→ Task objective:
Write down every entry below once more, exactly.

→ Listed records:
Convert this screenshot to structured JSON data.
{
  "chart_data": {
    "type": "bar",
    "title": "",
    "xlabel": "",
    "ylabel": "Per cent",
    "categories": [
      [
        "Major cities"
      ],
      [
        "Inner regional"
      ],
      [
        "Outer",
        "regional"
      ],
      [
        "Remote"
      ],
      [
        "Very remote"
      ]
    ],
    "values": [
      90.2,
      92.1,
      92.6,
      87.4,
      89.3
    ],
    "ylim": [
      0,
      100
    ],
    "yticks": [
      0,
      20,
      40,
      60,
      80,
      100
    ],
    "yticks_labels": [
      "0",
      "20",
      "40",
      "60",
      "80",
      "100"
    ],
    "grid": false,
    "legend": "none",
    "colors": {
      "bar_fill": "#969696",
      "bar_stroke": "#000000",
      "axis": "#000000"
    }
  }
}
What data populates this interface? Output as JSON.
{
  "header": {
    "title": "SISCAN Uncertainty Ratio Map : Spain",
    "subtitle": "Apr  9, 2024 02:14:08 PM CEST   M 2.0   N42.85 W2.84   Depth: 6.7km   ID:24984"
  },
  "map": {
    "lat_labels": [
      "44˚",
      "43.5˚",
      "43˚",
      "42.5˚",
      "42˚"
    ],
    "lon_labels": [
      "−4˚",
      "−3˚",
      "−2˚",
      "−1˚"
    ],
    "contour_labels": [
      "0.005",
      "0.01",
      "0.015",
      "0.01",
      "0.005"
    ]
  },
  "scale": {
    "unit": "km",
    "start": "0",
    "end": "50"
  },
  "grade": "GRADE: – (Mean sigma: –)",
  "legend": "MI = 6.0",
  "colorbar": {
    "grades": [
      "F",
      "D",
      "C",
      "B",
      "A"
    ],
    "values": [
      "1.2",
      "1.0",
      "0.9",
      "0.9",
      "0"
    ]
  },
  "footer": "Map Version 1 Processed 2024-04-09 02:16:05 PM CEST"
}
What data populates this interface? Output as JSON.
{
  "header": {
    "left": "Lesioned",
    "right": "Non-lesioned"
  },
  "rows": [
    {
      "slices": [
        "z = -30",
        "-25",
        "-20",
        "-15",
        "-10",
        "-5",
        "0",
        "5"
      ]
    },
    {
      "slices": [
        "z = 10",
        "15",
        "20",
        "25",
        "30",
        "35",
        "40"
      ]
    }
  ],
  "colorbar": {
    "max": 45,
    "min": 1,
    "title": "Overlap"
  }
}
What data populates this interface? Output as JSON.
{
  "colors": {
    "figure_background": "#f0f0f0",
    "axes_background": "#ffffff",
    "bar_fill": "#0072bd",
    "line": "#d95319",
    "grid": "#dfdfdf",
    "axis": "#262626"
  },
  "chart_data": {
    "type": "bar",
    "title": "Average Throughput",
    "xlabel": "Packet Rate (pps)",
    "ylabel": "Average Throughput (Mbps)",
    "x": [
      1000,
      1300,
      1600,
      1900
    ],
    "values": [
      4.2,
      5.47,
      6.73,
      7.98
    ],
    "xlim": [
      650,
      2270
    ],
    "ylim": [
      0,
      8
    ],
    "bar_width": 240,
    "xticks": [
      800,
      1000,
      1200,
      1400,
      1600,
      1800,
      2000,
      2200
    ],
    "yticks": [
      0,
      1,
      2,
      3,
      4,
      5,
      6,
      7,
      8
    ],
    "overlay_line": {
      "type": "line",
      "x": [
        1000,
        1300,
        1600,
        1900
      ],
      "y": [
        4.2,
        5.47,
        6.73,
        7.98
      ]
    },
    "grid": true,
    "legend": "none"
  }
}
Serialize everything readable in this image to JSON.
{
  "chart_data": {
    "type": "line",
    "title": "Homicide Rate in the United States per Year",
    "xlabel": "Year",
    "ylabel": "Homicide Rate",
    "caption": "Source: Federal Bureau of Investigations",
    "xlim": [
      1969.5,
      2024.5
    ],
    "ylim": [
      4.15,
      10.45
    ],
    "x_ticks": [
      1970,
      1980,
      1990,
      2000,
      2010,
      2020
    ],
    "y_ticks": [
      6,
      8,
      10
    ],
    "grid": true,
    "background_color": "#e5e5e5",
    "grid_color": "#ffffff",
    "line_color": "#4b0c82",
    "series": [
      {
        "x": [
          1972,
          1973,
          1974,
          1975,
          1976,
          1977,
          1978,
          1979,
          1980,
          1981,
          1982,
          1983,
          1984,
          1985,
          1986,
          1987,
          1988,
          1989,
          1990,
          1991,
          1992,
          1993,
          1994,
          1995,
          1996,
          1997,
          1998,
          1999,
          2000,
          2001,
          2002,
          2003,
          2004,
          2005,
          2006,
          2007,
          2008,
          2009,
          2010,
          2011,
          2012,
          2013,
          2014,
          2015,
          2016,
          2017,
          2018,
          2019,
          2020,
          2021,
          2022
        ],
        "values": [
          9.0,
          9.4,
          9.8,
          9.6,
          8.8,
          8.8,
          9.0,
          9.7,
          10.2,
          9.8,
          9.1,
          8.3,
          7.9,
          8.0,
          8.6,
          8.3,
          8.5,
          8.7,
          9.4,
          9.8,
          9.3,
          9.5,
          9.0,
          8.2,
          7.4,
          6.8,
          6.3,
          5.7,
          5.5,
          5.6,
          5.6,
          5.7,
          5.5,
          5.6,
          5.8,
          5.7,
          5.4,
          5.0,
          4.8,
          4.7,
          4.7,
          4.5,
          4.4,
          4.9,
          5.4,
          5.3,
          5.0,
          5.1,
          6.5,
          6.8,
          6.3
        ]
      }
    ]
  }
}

→ Full response:
Convert this screenshot to structured JSON data.
{
  "chart_data": {
    "type": "bar",
    "title": "",
    "xlabel": "",
    "ylabel": "Per cent",
    "categories": [
      [
        "Major cities"
      ],
      [
        "Inner regional"
      ],
      [
        "Outer",
        "regional"
      ],
      [
        "Remote"
      ],
      [
        "Very remote"
      ]
    ],
    "values": [
      90.2,
      92.1,
      92.6,
      87.4,
      89.3
    ],
    "ylim": [
      0,
      100
    ],
    "yticks": [
      0,
      20,
      40,
      60,
      80,
      100
    ],
    "yticks_labels": [
      "0",
      "20",
      "40",
      "60",
      "80",
      "100"
    ],
    "grid": false,
    "legend": "none",
    "colors": {
      "bar_fill": "#969696",
      "bar_stroke": "#000000",
      "axis": "#000000"
    }
  }
}
What data populates this interface? Output as JSON.
{
  "header": {
    "title": "SISCAN Uncertainty Ratio Map : Spain",
    "subtitle": "Apr  9, 2024 02:14:08 PM CEST   M 2.0   N42.85 W2.84   Depth: 6.7km   ID:24984"
  },
  "map": {
    "lat_labels": [
      "44˚",
      "43.5˚",
      "43˚",
      "42.5˚",
      "42˚"
    ],
    "lon_labels": [
      "−4˚",
      "−3˚",
      "−2˚",
      "−1˚"
    ],
    "contour_labels": [
      "0.005",
      "0.01",
      "0.015",
      "0.01",
      "0.005"
    ]
  },
  "scale": {
    "unit": "km",
    "start": "0",
    "end": "50"
  },
  "grade": "GRADE: – (Mean sigma: –)",
  "legend": "MI = 6.0",
  "colorbar": {
    "grades": [
      "F",
      "D",
      "C",
      "B",
      "A"
    ],
    "values": [
      "1.2",
      "1.0",
      "0.9",
      "0.9",
      "0"
    ]
  },
  "footer": "Map Version 1 Processed 2024-04-09 02:16:05 PM CEST"
}
What data populates this interface? Output as JSON.
{
  "header": {
    "left": "Lesioned",
    "right": "Non-lesioned"
  },
  "rows": [
    {
      "slices": [
        "z = -30",
        "-25",
        "-20",
        "-15",
        "-10",
        "-5",
        "0",
        "5"
      ]
    },
    {
      "slices": [
        "z = 10",
        "15",
        "20",
        "25",
        "30",
        "35",
        "40"
      ]
    }
  ],
  "colorbar": {
    "max": 45,
    "min": 1,
    "title": "Overlap"
  }
}
What data populates this interface? Output as JSON.
{
  "colors": {
    "figure_background": "#f0f0f0",
    "axes_background": "#ffffff",
    "bar_fill": "#0072bd",
    "line": "#d95319",
    "grid": "#dfdfdf",
    "axis": "#262626"
  },
  "chart_data": {
    "type": "bar",
    "title": "Average Throughput",
    "xlabel": "Packet Rate (pps)",
    "ylabel": "Average Throughput (Mbps)",
    "x": [
      1000,
      1300,
      1600,
      1900
    ],
    "values": [
      4.2,
      5.47,
      6.73,
      7.98
    ],
    "xlim": [
      650,
      2270
    ],
    "ylim": [
      0,
      8
    ],
    "bar_width": 240,
    "xticks": [
      800,
      1000,
      1200,
      1400,
      1600,
      1800,
      2000,
      2200
    ],
    "yticks": [
      0,
      1,
      2,
      3,
      4,
      5,
      6,
      7,
      8
    ],
    "overlay_line": {
      "type": "line",
      "x": [
        1000,
        1300,
        1600,
        1900
      ],
      "y": [
        4.2,
        5.47,
        6.73,
        7.98
      ]
    },
    "grid": true,
    "legend": "none"
  }
}
Serialize everything readable in this image to JSON.
{
  "chart_data": {
    "type": "line",
    "title": "Homicide Rate in the United States per Year",
    "xlabel": "Year",
    "ylabel": "Homicide Rate",
    "caption": "Source: Federal Bureau of Investigations",
    "xlim": [
      1969.5,
      2024.5
    ],
    "ylim": [
      4.15,
      10.45
    ],
    "x_ticks": [
      1970,
      1980,
      1990,
      2000,
      2010,
      2020
    ],
    "y_ticks": [
      6,
      8,
      10
    ],
    "grid": true,
    "background_color": "#e5e5e5",
    "grid_color": "#ffffff",
    "line_color": "#4b0c82",
    "series": [
      {
        "x": [
          1972,
          1973,
          1974,
          1975,
          1976,
          1977,
          1978,
          1979,
          1980,
          1981,
          1982,
          1983,
          1984,
          1985,
          1986,
          1987,
          1988,
          1989,
          1990,
          1991,
          1992,
          1993,
          1994,
          1995,
          1996,
          1997,
          1998,
          1999,
          2000,
          2001,
          2002,
          2003,
          2004,
          2005,
          2006,
          2007,
          2008,
          2009,
          2010,
          2011,
          2012,
          2013,
          2014,
          2015,
          2016,
          2017,
          2018,
          2019,
          2020,
          2021,
          2022
        ],
        "values": [
          9.0,
          9.4,
          9.8,
          9.6,
          8.8,
          8.8,
          9.0,
          9.7,
          10.2,
          9.8,
          9.1,
          8.3,
          7.9,
          8.0,
          8.6,
          8.3,
          8.5,
          8.7,
          9.4,
          9.8,
          9.3,
          9.5,
          9.0,
          8.2,
          7.4,
          6.8,
          6.3,
          5.7,
          5.5,
          5.6,
          5.6,
          5.7,
          5.5,
          5.6,
          5.8,
          5.7,
          5.4,
          5.0,
          4.8,
          4.7,
          4.7,
          4.5,
          4.4,
          4.9,
          5.4,
          5.3,
          5.0,
          5.1,
          6.5,
          6.8,
          6.3
        ]
      }
    ]
  }
}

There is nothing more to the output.